(Dataset records)
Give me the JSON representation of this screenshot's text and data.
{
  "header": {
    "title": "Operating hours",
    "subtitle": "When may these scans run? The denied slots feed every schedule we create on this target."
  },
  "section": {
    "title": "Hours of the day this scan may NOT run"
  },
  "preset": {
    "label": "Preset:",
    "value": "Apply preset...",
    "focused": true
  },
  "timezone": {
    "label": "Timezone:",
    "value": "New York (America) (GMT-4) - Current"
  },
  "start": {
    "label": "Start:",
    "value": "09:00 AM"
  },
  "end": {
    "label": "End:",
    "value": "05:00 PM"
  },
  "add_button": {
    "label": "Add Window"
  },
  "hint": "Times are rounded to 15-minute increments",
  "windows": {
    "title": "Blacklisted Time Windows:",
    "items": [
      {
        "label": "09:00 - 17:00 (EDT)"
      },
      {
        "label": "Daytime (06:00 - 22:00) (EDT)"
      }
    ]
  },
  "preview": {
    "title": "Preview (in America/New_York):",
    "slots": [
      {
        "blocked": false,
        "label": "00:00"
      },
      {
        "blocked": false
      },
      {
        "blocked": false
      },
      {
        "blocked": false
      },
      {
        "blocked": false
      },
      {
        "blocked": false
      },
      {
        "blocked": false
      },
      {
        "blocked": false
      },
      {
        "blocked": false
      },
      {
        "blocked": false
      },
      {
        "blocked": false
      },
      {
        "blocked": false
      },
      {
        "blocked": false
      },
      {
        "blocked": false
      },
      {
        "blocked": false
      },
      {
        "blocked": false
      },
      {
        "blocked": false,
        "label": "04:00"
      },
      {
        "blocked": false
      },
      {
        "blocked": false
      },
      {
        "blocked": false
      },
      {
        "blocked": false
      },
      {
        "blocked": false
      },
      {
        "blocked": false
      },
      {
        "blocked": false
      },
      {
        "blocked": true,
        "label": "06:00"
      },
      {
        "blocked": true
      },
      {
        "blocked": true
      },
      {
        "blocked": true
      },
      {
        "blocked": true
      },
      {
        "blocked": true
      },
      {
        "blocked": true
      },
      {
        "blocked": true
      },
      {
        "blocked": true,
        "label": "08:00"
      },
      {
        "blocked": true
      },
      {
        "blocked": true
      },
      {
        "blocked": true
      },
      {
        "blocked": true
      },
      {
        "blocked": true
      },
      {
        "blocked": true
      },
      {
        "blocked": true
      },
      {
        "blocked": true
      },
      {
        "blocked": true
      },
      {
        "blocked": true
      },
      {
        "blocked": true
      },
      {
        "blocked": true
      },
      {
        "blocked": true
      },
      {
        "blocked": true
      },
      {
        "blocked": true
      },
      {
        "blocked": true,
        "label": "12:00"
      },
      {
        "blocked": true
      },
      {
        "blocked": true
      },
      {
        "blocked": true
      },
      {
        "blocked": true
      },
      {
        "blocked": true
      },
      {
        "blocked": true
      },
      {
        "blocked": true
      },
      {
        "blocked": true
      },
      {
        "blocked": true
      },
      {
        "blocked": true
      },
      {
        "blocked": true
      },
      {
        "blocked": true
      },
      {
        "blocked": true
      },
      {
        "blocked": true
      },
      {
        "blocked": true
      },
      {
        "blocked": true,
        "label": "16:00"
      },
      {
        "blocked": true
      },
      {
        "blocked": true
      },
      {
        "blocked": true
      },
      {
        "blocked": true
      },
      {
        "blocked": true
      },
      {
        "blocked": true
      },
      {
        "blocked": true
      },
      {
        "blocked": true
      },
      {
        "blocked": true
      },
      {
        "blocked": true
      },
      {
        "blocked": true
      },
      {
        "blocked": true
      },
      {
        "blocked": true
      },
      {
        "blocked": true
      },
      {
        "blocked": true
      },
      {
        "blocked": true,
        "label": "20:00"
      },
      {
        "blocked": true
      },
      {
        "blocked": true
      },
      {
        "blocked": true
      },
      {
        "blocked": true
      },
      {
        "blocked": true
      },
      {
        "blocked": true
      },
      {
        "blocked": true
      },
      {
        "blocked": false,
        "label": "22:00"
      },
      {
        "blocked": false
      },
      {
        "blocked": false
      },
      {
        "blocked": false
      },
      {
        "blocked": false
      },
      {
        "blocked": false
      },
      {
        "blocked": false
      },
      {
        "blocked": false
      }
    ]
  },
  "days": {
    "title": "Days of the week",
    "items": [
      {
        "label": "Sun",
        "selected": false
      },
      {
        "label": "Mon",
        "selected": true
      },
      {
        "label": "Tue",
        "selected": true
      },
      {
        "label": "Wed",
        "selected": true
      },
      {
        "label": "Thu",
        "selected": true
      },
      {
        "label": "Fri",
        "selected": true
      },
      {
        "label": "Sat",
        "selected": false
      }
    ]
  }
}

▶ _Problem to solve_
From the listing above, extract all records word for word.

▶ _Correct answer_
Give me the JSON representation of this screenshot's text and data.
{
  "header": {
    "title": "Operating hours",
    "subtitle": "When may these scans run? The denied slots feed every schedule we create on this target."
  },
  "section": {
    "title": "Hours of the day this scan may NOT run"
  },
  "preset": {
    "label": "Preset:",
    "value": "Apply preset...",
    "focused": true
  },
  "timezone": {
    "label": "Timezone:",
    "value": "New York (America) (GMT-4) - Current"
  },
  "start": {
    "label": "Start:",
    "value": "09:00 AM"
  },
  "end": {
    "label": "End:",
    "value": "05:00 PM"
  },
  "add_button": {
    "label": "Add Window"
  },
  "hint": "Times are rounded to 15-minute increments",
  "windows": {
    "title": "Blacklisted Time Windows:",
    "items": [
      {
        "label": "09:00 - 17:00 (EDT)"
      },
      {
        "label": "Daytime (06:00 - 22:00) (EDT)"
      }
    ]
  },
  "preview": {
    "title": "Preview (in America/New_York):",
    "slots": [
      {
        "blocked": false,
        "label": "00:00"
      },
      {
        "blocked": false
      },
      {
        "blocked": false
      },
      {
        "blocked": false
      },
      {
        "blocked": false
      },
      {
        "blocked": false
      },
      {
        "blocked": false
      },
      {
        "blocked": false
      },
      {
        "blocked": false
      },
      {
        "blocked": false
      },
      {
        "blocked": false
      },
      {
        "blocked": false
      },
      {
        "blocked": false
      },
      {
        "blocked": false
      },
      {
        "blocked": false
      },
      {
        "blocked": false
      },
      {
        "blocked": false,
        "label": "04:00"
      },
      {
        "blocked": false
      },
      {
        "blocked": false
      },
      {
        "blocked": false
      },
      {
        "blocked": false
      },
      {
        "blocked": false
      },
      {
        "blocked": false
      },
      {
        "blocked": false
      },
      {
        "blocked": true,
        "label": "06:00"
      },
      {
        "blocked": true
      },
      {
        "blocked": true
      },
      {
        "blocked": true
      },
      {
        "blocked": true
      },
      {
        "blocked": true
      },
      {
        "blocked": true
      },
      {
        "blocked": true
      },
      {
        "blocked": true,
        "label": "08:00"
      },
      {
        "blocked": true
      },
      {
        "blocked": true
      },
      {
        "blocked": true
      },
      {
        "blocked": true
      },
      {
        "blocked": true
      },
      {
        "blocked": true
      },
      {
        "blocked": true
      },
      {
        "blocked": true
      },
      {
        "blocked": true
      },
      {
        "blocked": true
      },
      {
        "blocked": true
      },
      {
        "blocked": true
      },
      {
        "blocked": true
      },
      {
        "blocked": true
      },
      {
        "blocked": true
      },
      {
        "blocked": true,
        "label": "12:00"
      },
      {
        "blocked": true
      },
      {
        "blocked": true
      },
      {
        "blocked": true
      },
      {
        "blocked": true
      },
      {
        "blocked": true
      },
      {
        "blocked": true
      },
      {
        "blocked": true
      },
      {
        "blocked": true
      },
      {
        "blocked": true
      },
      {
        "blocked": true
      },
      {
        "blocked": true
      },
      {
        "blocked": true
      },
      {
        "blocked": true
      },
      {
        "blocked": true
      },
      {
        "blocked": true
      },
      {
        "blocked": true,
        "label": "16:00"
      },
      {
        "blocked": true
      },
      {
        "blocked": true
      },
      {
        "blocked": true
      },
      {
        "blocked": true
      },
      {
        "blocked": true
      },
      {
        "blocked": true
      },
      {
        "blocked": true
      },
      {
        "blocked": true
      },
      {
        "blocked": true
      },
      {
        "blocked": true
      },
      {
        "blocked": true
      },
      {
        "blocked": true
      },
      {
        "blocked": true
      },
      {
        "blocked": true
      },
      {
        "blocked": true
      },
      {
        "blocked": true,
        "label": "20:00"
      },
      {
        "blocked": true
      },
      {
        "blocked": true
      },
      {
        "blocked": true
      },
      {
        "blocked": true
      },
      {
        "blocked": true
      },
      {
        "blocked": true
      },
      {
        "blocked": true
      },
      {
        "blocked": false,
        "label": "22:00"
      },
      {
        "blocked": false
      },
      {
        "blocked": false
      },
      {
        "blocked": false
      },
      {
        "blocked": false
      },
      {
        "blocked": false
      },
      {
        "blocked": false
      },
      {
        "blocked": false
      }
    ]
  },
  "days": {
    "title": "Days of the week",
    "items": [
      {
        "label": "Sun",
        "selected": false
      },
      {
        "label": "Mon",
        "selected": true
      },
      {
        "label": "Tue",
        "selected": true
      },
      {
        "label": "Wed",
        "selected": true
      },
      {
        "label": "Thu",
        "selected": true
      },
      {
        "label": "Fri",
        "selected": true
      },
      {
        "label": "Sat",
        "selected": false
      }
    ]
  }
}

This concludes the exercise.